Copy out each line of the listing that has the word "data" in it.

BEGIN

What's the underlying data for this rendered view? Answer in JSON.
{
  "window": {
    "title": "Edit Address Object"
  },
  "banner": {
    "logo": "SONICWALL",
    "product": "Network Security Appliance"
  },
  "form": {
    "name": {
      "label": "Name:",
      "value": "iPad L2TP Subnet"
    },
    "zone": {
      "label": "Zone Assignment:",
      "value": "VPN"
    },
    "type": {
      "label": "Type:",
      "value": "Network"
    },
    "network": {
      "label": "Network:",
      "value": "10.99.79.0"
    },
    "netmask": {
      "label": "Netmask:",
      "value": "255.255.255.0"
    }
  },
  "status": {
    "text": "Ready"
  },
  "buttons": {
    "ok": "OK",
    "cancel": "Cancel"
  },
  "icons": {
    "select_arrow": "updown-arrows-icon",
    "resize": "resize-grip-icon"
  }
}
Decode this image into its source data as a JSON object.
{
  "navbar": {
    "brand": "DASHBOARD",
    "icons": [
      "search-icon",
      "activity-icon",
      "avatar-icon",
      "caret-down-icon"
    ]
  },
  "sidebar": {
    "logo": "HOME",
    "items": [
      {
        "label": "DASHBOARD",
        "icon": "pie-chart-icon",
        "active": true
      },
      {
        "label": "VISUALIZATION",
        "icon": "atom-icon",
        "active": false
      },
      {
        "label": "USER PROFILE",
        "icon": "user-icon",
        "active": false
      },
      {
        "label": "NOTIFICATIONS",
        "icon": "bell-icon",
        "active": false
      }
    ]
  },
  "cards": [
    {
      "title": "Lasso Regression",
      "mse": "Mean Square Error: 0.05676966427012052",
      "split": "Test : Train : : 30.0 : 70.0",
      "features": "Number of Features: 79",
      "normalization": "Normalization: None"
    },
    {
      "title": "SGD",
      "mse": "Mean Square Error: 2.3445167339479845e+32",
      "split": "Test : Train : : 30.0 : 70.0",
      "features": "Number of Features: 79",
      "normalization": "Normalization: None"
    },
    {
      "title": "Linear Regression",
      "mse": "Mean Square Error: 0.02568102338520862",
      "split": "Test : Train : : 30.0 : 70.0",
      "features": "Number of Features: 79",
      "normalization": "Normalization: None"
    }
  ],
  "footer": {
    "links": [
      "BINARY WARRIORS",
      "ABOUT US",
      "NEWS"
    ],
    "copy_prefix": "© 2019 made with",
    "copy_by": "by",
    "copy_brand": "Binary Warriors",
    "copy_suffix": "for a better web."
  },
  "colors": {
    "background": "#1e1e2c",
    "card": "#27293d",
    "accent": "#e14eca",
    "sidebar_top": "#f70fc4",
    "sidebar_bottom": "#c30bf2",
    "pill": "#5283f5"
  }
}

END

TASK RESPONSE ->
What's the underlying data for this rendered view? Answer in JSON.
Decode this image into its source data as a JSON object.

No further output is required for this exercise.